__TASK BRIEF__:
An exact copy of the records is required, minus the pictures they hold.
****************
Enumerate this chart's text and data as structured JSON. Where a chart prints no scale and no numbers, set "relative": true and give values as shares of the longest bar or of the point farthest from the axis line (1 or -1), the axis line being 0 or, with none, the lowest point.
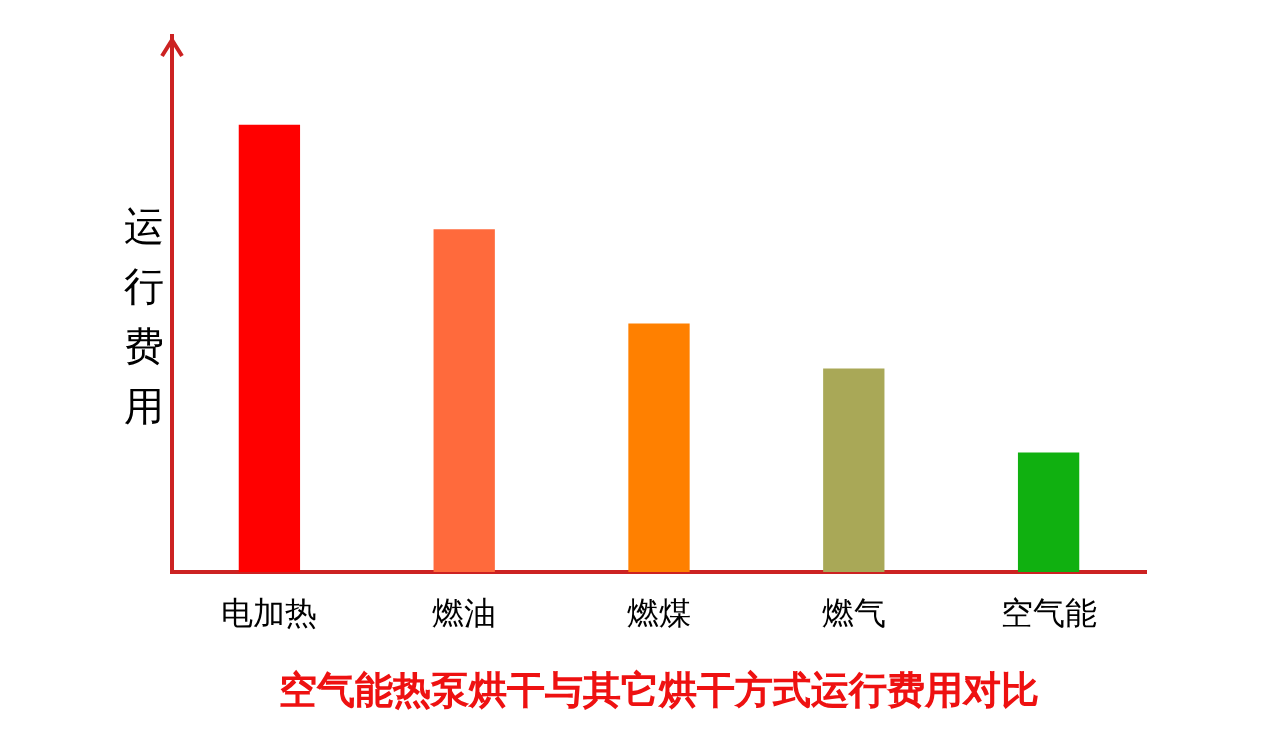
{
  "chart_data": {
    "type": "bar",
    "title": "空气能热泵烘干与其它烘干方式运行费用对比",
    "ylabel": "运行费用",
    "categories": [
      "电加热",
      "燃油",
      "燃煤",
      "燃气",
      "空气能"
    ],
    "values": [
      1,
      0.766,
      0.555,
      0.454,
      0.266
    ],
    "colors": [
      "#ff0000",
      "#ff6a3c",
      "#ff8000",
      "#a9a857",
      "#10b010"
    ],
    "relative": true,
    "grid": false,
    "legend": false
  }
}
****************
__EXERCISE RESPONSE__:
Enumerate this chart's text and data as structured JSON. Where a chart prints no scale and no numbers, set "relative": true and give values as shares of the longest bar or of the point farthest from the axis line (1 or -1), the axis line being 0 or, with none, the lowest point.
{
  "chart_data": {
    "type": "bar",
    "title": "空气能热泵烘干与其它烘干方式运行费用对比",
    "ylabel": "运行费用",
    "categories": [
      "电加热",
      "燃油",
      "燃煤",
      "燃气",
      "空气能"
    ],
    "values": [
      1,
      0.766,
      0.555,
      0.454,
      0.266
    ],
    "colors": [
      "#ff0000",
      "#ff6a3c",
      "#ff8000",
      "#a9a857",
      "#10b010"
    ],
    "relative": true,
    "grid": false,
    "legend": false
  }
}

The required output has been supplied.